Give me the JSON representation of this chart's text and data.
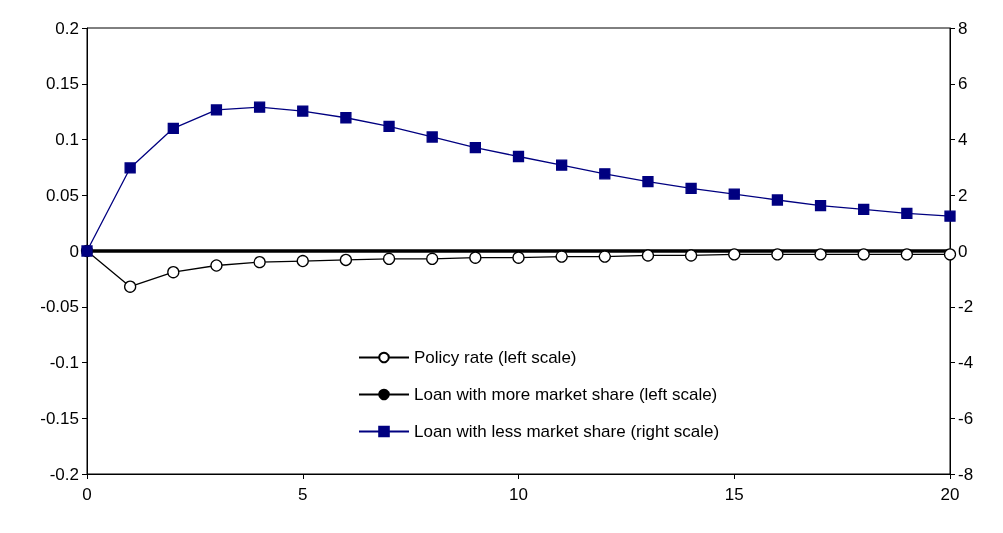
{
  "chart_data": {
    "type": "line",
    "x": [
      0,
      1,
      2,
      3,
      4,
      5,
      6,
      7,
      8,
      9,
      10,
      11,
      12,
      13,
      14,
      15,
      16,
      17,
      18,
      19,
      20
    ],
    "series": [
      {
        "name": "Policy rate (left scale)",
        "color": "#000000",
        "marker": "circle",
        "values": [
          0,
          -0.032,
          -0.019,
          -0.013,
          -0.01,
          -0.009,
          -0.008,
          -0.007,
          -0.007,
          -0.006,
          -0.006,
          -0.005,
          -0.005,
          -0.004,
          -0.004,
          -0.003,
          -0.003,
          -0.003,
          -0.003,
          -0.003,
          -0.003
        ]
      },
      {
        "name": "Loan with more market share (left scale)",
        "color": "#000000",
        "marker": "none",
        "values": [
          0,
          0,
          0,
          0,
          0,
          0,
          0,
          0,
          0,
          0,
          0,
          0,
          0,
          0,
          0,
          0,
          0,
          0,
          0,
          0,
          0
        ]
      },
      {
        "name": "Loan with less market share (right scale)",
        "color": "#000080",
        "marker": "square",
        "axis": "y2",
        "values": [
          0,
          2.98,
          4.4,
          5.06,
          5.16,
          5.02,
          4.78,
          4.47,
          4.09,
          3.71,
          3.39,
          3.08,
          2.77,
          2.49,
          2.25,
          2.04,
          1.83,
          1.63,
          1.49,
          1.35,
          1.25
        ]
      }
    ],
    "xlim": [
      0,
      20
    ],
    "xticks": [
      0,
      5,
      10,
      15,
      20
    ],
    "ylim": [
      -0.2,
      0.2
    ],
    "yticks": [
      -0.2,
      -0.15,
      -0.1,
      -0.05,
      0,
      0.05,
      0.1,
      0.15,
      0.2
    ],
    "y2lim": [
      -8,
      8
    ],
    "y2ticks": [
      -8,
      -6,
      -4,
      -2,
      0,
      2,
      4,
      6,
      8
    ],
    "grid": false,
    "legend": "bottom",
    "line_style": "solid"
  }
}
--
### Brief:
Please write out all the data again word for word, but not the pictures.

### Task output:
Give me the JSON representation of this chart's text and data.
{
  "chart_data": {
    "type": "line",
    "x": [
      0,
      1,
      2,
      3,
      4,
      5,
      6,
      7,
      8,
      9,
      10,
      11,
      12,
      13,
      14,
      15,
      16,
      17,
      18,
      19,
      20
    ],
    "series": [
      {
        "name": "Policy rate (left scale)",
        "color": "#000000",
        "marker": "circle",
        "values": [
          0,
          -0.032,
          -0.019,
          -0.013,
          -0.01,
          -0.009,
          -0.008,
          -0.007,
          -0.007,
          -0.006,
          -0.006,
          -0.005,
          -0.005,
          -0.004,
          -0.004,
          -0.003,
          -0.003,
          -0.003,
          -0.003,
          -0.003,
          -0.003
        ]
      },
      {
        "name": "Loan with more market share (left scale)",
        "color": "#000000",
        "marker": "none",
        "values": [
          0,
          0,
          0,
          0,
          0,
          0,
          0,
          0,
          0,
          0,
          0,
          0,
          0,
          0,
          0,
          0,
          0,
          0,
          0,
          0,
          0
        ]
      },
      {
        "name": "Loan with less market share (right scale)",
        "color": "#000080",
        "marker": "square",
        "axis": "y2",
        "values": [
          0,
          2.98,
          4.4,
          5.06,
          5.16,
          5.02,
          4.78,
          4.47,
          4.09,
          3.71,
          3.39,
          3.08,
          2.77,
          2.49,
          2.25,
          2.04,
          1.83,
          1.63,
          1.49,
          1.35,
          1.25
        ]
      }
    ],
    "xlim": [
      0,
      20
    ],
    "xticks": [
      0,
      5,
      10,
      15,
      20
    ],
    "ylim": [
      -0.2,
      0.2
    ],
    "yticks": [
      -0.2,
      -0.15,
      -0.1,
      -0.05,
      0,
      0.05,
      0.1,
      0.15,
      0.2
    ],
    "y2lim": [
      -8,
      8
    ],
    "y2ticks": [
      -8,
      -6,
      -4,
      -2,
      0,
      2,
      4,
      6,
      8
    ],
    "grid": false,
    "legend": "bottom",
    "line_style": "solid"
  }
}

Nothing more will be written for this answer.